[Raw records]
- - -

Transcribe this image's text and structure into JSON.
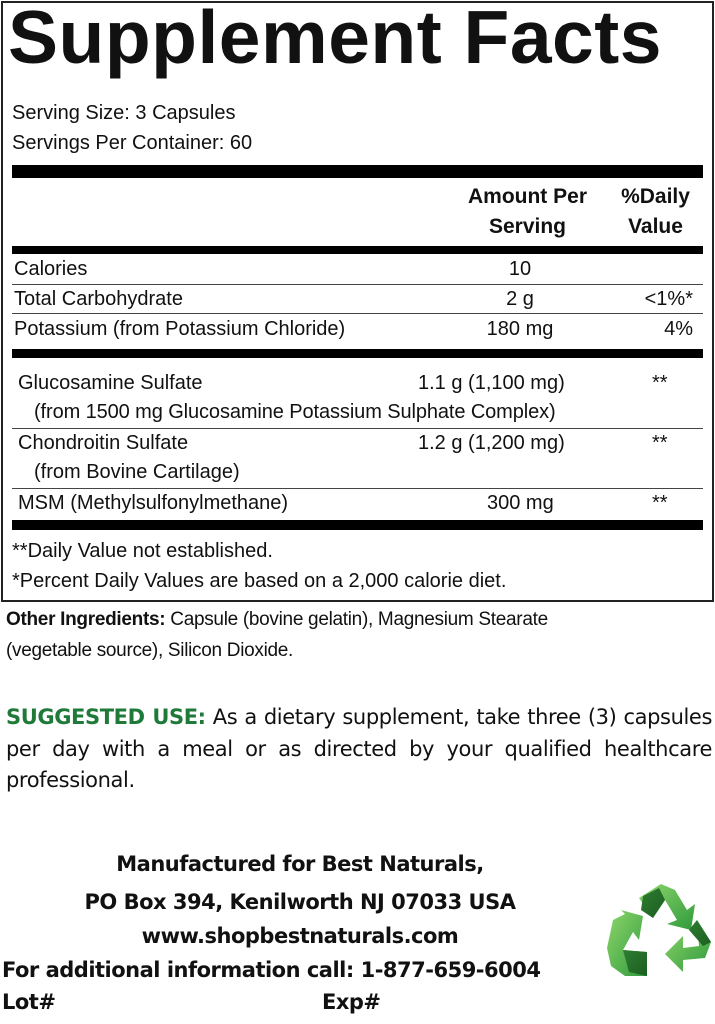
{
  "panel": {
    "title": "Supplement Facts",
    "serving_size": "Serving Size: 3 Capsules",
    "servings_per_container": "Servings Per Container: 60",
    "header": {
      "amount_line1": "Amount Per",
      "amount_line2": "Serving",
      "dv_line1": "%Daily",
      "dv_line2": "Value"
    },
    "nutrients": [
      {
        "name": "Calories",
        "amount": "10",
        "dv": ""
      },
      {
        "name": "Total Carbohydrate",
        "amount": "2 g",
        "dv": "<1%*"
      },
      {
        "name": "Potassium (from Potassium Chloride)",
        "amount": "180 mg",
        "dv": "4%"
      }
    ],
    "ingredients": [
      {
        "name": "Glucosamine Sulfate",
        "amount": "1.1 g (1,100 mg)",
        "dv": "**",
        "source": "(from 1500 mg Glucosamine Potassium Sulphate Complex)"
      },
      {
        "name": "Chondroitin Sulfate",
        "amount": "1.2 g (1,200 mg)",
        "dv": "**",
        "source": "(from Bovine Cartilage)"
      },
      {
        "name": "MSM (Methylsulfonylmethane)",
        "amount": "300 mg",
        "dv": "**"
      }
    ],
    "footnotes": [
      "**Daily Value not established.",
      "*Percent Daily Values are based on a 2,000 calorie diet."
    ]
  },
  "other_ingredients": {
    "label": "Other Ingredients:",
    "line1": " Capsule (bovine gelatin), Magnesium Stearate",
    "line2": "(vegetable source), Silicon Dioxide."
  },
  "suggested_use": {
    "label": "SUGGESTED USE:",
    "text": " As a dietary supplement, take three (3) capsules per day with a meal or as directed by your qualified healthcare professional.",
    "color": "#1f7a3a"
  },
  "manufacturer": {
    "line1": "Manufactured for Best Naturals,",
    "line2": "PO Box 394, Kenilworth NJ 07033 USA",
    "website": "www.shopbestnaturals.com",
    "phone_line": "For additional information call: 1-877-659-6004",
    "lot_label": "Lot#",
    "exp_label": "Exp#"
  },
  "icons": {
    "recycle": "recycle-icon"
  }
}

- - -

WRITTEN EXERCISE:
Without the pictures, copy the material exactly as given.

TASK SOLUTION:
Transcribe this image's text and structure into JSON.
{
  "panel": {
    "title": "Supplement Facts",
    "serving_size": "Serving Size: 3 Capsules",
    "servings_per_container": "Servings Per Container: 60",
    "header": {
      "amount_line1": "Amount Per",
      "amount_line2": "Serving",
      "dv_line1": "%Daily",
      "dv_line2": "Value"
    },
    "nutrients": [
      {
        "name": "Calories",
        "amount": "10",
        "dv": ""
      },
      {
        "name": "Total Carbohydrate",
        "amount": "2 g",
        "dv": "<1%*"
      },
      {
        "name": "Potassium (from Potassium Chloride)",
        "amount": "180 mg",
        "dv": "4%"
      }
    ],
    "ingredients": [
      {
        "name": "Glucosamine Sulfate",
        "amount": "1.1 g (1,100 mg)",
        "dv": "**",
        "source": "(from 1500 mg Glucosamine Potassium Sulphate Complex)"
      },
      {
        "name": "Chondroitin Sulfate",
        "amount": "1.2 g (1,200 mg)",
        "dv": "**",
        "source": "(from Bovine Cartilage)"
      },
      {
        "name": "MSM (Methylsulfonylmethane)",
        "amount": "300 mg",
        "dv": "**"
      }
    ],
    "footnotes": [
      "**Daily Value not established.",
      "*Percent Daily Values are based on a 2,000 calorie diet."
    ]
  },
  "other_ingredients": {
    "label": "Other Ingredients:",
    "line1": " Capsule (bovine gelatin), Magnesium Stearate",
    "line2": "(vegetable source), Silicon Dioxide."
  },
  "suggested_use": {
    "label": "SUGGESTED USE:",
    "text": " As a dietary supplement, take three (3) capsules per day with a meal or as directed by your qualified healthcare professional.",
    "color": "#1f7a3a"
  },
  "manufacturer": {
    "line1": "Manufactured for Best Naturals,",
    "line2": "PO Box 394, Kenilworth NJ 07033 USA",
    "website": "www.shopbestnaturals.com",
    "phone_line": "For additional information call: 1-877-659-6004",
    "lot_label": "Lot#",
    "exp_label": "Exp#"
  },
  "icons": {
    "recycle": "recycle-icon"
  }
}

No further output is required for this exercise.